Write out the listing in full, matching it word for word.

>> begin

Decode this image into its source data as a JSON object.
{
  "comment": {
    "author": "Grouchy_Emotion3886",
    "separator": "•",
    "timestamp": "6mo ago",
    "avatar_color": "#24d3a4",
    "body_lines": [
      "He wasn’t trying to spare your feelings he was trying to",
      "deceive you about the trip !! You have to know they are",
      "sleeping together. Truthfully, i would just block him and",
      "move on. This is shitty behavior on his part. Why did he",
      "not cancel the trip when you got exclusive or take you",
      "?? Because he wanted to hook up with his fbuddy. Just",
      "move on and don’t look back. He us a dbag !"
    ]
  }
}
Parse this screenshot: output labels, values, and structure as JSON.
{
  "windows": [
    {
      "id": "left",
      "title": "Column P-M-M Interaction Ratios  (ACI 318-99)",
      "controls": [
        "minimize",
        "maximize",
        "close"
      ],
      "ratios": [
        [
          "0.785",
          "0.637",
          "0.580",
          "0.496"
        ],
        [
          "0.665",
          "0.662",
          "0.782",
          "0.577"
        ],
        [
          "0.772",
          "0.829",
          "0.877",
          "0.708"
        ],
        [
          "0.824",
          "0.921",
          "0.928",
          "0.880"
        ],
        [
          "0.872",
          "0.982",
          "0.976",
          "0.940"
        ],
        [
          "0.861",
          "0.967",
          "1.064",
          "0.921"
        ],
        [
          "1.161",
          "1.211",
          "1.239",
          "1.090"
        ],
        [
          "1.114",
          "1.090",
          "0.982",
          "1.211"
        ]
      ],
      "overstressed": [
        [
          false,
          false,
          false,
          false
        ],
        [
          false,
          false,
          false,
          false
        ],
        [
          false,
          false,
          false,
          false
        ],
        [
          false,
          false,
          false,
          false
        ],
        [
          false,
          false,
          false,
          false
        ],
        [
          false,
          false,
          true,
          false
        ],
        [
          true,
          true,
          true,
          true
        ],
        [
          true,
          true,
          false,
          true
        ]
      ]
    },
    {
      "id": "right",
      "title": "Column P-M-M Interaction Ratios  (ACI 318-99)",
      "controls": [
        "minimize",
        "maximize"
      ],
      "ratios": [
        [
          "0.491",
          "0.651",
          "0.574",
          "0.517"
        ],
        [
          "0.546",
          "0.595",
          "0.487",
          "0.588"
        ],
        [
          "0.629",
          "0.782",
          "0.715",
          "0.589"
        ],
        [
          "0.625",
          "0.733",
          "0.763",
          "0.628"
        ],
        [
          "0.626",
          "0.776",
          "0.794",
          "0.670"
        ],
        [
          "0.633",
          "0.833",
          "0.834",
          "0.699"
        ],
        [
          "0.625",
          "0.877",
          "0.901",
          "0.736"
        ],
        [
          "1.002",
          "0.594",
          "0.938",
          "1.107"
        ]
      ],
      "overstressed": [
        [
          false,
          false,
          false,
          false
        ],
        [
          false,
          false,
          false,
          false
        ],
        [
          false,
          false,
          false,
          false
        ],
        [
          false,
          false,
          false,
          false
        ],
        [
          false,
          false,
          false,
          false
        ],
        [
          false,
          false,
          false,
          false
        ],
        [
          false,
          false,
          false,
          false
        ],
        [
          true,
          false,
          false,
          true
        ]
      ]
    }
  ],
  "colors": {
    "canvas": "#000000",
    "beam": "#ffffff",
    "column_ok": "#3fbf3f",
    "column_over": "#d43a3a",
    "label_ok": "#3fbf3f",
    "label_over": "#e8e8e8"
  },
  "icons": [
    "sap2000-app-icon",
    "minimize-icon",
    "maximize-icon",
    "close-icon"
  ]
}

>> end

> [Result below]:
Decode this image into its source data as a JSON object.
{
  "comment": {
    "author": "Grouchy_Emotion3886",
    "separator": "•",
    "timestamp": "6mo ago",
    "avatar_color": "#24d3a4",
    "body_lines": [
      "He wasn’t trying to spare your feelings he was trying to",
      "deceive you about the trip !! You have to know they are",
      "sleeping together. Truthfully, i would just block him and",
      "move on. This is shitty behavior on his part. Why did he",
      "not cancel the trip when you got exclusive or take you",
      "?? Because he wanted to hook up with his fbuddy. Just",
      "move on and don’t look back. He us a dbag !"
    ]
  }
}
Parse this screenshot: output labels, values, and structure as JSON.
{
  "windows": [
    {
      "id": "left",
      "title": "Column P-M-M Interaction Ratios  (ACI 318-99)",
      "controls": [
        "minimize",
        "maximize",
        "close"
      ],
      "ratios": [
        [
          "0.785",
          "0.637",
          "0.580",
          "0.496"
        ],
        [
          "0.665",
          "0.662",
          "0.782",
          "0.577"
        ],
        [
          "0.772",
          "0.829",
          "0.877",
          "0.708"
        ],
        [
          "0.824",
          "0.921",
          "0.928",
          "0.880"
        ],
        [
          "0.872",
          "0.982",
          "0.976",
          "0.940"
        ],
        [
          "0.861",
          "0.967",
          "1.064",
          "0.921"
        ],
        [
          "1.161",
          "1.211",
          "1.239",
          "1.090"
        ],
        [
          "1.114",
          "1.090",
          "0.982",
          "1.211"
        ]
      ],
      "overstressed": [
        [
          false,
          false,
          false,
          false
        ],
        [
          false,
          false,
          false,
          false
        ],
        [
          false,
          false,
          false,
          false
        ],
        [
          false,
          false,
          false,
          false
        ],
        [
          false,
          false,
          false,
          false
        ],
        [
          false,
          false,
          true,
          false
        ],
        [
          true,
          true,
          true,
          true
        ],
        [
          true,
          true,
          false,
          true
        ]
      ]
    },
    {
      "id": "right",
      "title": "Column P-M-M Interaction Ratios  (ACI 318-99)",
      "controls": [
        "minimize",
        "maximize"
      ],
      "ratios": [
        [
          "0.491",
          "0.651",
          "0.574",
          "0.517"
        ],
        [
          "0.546",
          "0.595",
          "0.487",
          "0.588"
        ],
        [
          "0.629",
          "0.782",
          "0.715",
          "0.589"
        ],
        [
          "0.625",
          "0.733",
          "0.763",
          "0.628"
        ],
        [
          "0.626",
          "0.776",
          "0.794",
          "0.670"
        ],
        [
          "0.633",
          "0.833",
          "0.834",
          "0.699"
        ],
        [
          "0.625",
          "0.877",
          "0.901",
          "0.736"
        ],
        [
          "1.002",
          "0.594",
          "0.938",
          "1.107"
        ]
      ],
      "overstressed": [
        [
          false,
          false,
          false,
          false
        ],
        [
          false,
          false,
          false,
          false
        ],
        [
          false,
          false,
          false,
          false
        ],
        [
          false,
          false,
          false,
          false
        ],
        [
          false,
          false,
          false,
          false
        ],
        [
          false,
          false,
          false,
          false
        ],
        [
          false,
          false,
          false,
          false
        ],
        [
          true,
          false,
          false,
          true
        ]
      ]
    }
  ],
  "colors": {
    "canvas": "#000000",
    "beam": "#ffffff",
    "column_ok": "#3fbf3f",
    "column_over": "#d43a3a",
    "label_ok": "#3fbf3f",
    "label_over": "#e8e8e8"
  },
  "icons": [
    "sap2000-app-icon",
    "minimize-icon",
    "maximize-icon",
    "close-icon"
  ]
}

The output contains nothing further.